Your objective » Copy out every record precisely.

Data excerpts »
◆ ◆ ◆ ◆ ◆

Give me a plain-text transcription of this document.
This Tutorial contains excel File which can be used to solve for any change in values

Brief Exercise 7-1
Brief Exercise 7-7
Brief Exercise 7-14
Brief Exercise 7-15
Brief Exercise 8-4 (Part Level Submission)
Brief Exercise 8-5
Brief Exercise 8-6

◆ ◆ ◆ ◆ ◆

Right answer »
Give me a plain-text transcription of this document.
This Tutorial contains excel File which can be used to solve for any change in values

Brief Exercise 7-1
Brief Exercise 7-7
Brief Exercise 7-14
Brief Exercise 7-15
Brief Exercise 8-4 (Part Level Submission)
Brief Exercise 8-5
Brief Exercise 8-6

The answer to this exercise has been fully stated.